## start Data for the task
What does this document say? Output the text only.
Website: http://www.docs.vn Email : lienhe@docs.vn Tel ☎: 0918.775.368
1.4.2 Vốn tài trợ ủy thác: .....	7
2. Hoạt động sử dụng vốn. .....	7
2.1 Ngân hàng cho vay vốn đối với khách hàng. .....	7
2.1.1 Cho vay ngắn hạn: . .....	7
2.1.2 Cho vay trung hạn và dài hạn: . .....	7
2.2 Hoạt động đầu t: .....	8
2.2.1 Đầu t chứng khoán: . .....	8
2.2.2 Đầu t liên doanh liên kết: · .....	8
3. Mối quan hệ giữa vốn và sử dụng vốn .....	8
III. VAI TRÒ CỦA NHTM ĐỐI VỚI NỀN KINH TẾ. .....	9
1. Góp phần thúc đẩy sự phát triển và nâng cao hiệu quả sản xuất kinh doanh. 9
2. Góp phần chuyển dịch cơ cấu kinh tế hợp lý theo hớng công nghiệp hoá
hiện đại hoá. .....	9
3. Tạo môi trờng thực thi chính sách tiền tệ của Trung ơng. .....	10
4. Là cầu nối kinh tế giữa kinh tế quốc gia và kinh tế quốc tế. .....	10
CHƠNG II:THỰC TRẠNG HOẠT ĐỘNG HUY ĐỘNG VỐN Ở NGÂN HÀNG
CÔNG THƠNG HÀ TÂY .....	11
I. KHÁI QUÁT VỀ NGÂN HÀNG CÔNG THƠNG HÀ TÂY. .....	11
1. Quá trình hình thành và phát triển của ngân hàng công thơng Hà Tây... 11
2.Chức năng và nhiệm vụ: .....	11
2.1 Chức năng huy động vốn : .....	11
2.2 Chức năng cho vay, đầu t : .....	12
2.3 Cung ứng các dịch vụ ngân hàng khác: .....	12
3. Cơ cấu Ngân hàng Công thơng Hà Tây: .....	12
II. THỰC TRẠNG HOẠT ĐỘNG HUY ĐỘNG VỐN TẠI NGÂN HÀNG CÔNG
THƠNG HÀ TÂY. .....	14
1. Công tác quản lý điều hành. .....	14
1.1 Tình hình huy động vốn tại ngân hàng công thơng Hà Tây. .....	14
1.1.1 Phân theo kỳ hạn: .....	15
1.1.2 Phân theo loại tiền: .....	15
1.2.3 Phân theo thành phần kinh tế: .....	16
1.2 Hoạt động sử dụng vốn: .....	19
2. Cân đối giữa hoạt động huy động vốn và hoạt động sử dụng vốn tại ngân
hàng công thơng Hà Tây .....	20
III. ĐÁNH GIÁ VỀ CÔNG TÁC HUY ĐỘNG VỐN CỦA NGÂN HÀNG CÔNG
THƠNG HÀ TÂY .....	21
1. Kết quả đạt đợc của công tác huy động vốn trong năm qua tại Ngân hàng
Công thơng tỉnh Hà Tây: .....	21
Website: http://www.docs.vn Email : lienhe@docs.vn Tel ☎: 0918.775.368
## end Data for the task
## start Data for the task
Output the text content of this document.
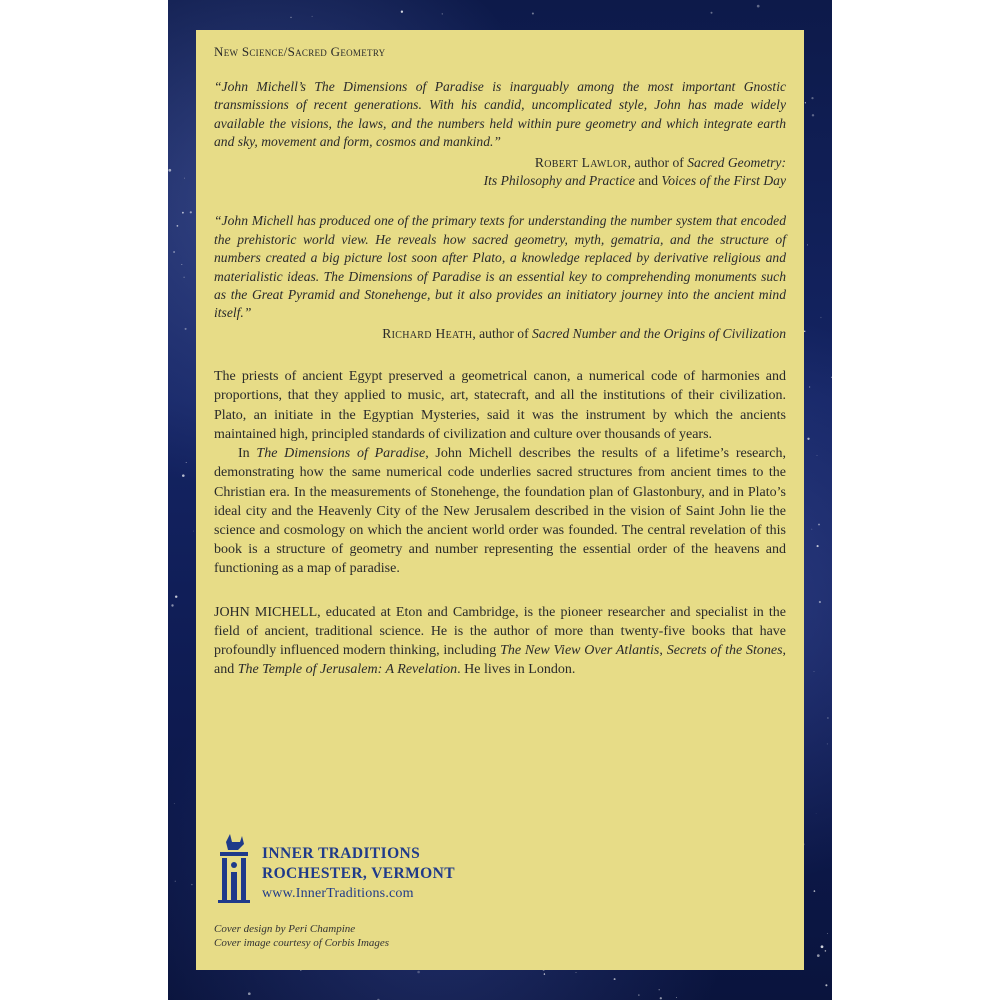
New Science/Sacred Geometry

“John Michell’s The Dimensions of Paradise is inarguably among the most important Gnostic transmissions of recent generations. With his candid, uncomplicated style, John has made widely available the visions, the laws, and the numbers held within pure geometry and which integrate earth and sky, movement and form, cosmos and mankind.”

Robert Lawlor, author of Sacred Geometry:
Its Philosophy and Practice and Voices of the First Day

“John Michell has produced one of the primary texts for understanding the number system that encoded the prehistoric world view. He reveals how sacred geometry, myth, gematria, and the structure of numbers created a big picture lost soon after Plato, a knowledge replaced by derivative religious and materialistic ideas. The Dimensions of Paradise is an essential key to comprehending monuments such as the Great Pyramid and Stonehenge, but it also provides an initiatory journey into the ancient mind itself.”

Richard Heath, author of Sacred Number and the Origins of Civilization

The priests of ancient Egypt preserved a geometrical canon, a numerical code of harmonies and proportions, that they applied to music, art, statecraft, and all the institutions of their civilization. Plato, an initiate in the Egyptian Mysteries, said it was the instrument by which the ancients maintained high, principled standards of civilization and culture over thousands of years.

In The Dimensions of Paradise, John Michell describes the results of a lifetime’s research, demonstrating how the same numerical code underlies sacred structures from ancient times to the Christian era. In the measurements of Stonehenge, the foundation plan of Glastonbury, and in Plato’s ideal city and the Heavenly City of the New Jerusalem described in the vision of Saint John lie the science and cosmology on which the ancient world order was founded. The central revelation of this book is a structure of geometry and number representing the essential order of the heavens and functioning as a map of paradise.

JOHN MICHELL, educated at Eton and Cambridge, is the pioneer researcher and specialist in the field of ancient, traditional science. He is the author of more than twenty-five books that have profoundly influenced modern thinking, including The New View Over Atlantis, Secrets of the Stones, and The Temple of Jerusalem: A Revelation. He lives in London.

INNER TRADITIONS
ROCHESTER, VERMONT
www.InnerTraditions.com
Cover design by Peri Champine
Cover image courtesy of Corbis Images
## end Data for the task
Report how many lines in the entries hold the string "doanh". Nothing but the number is wanted.

§ **Solution**:
2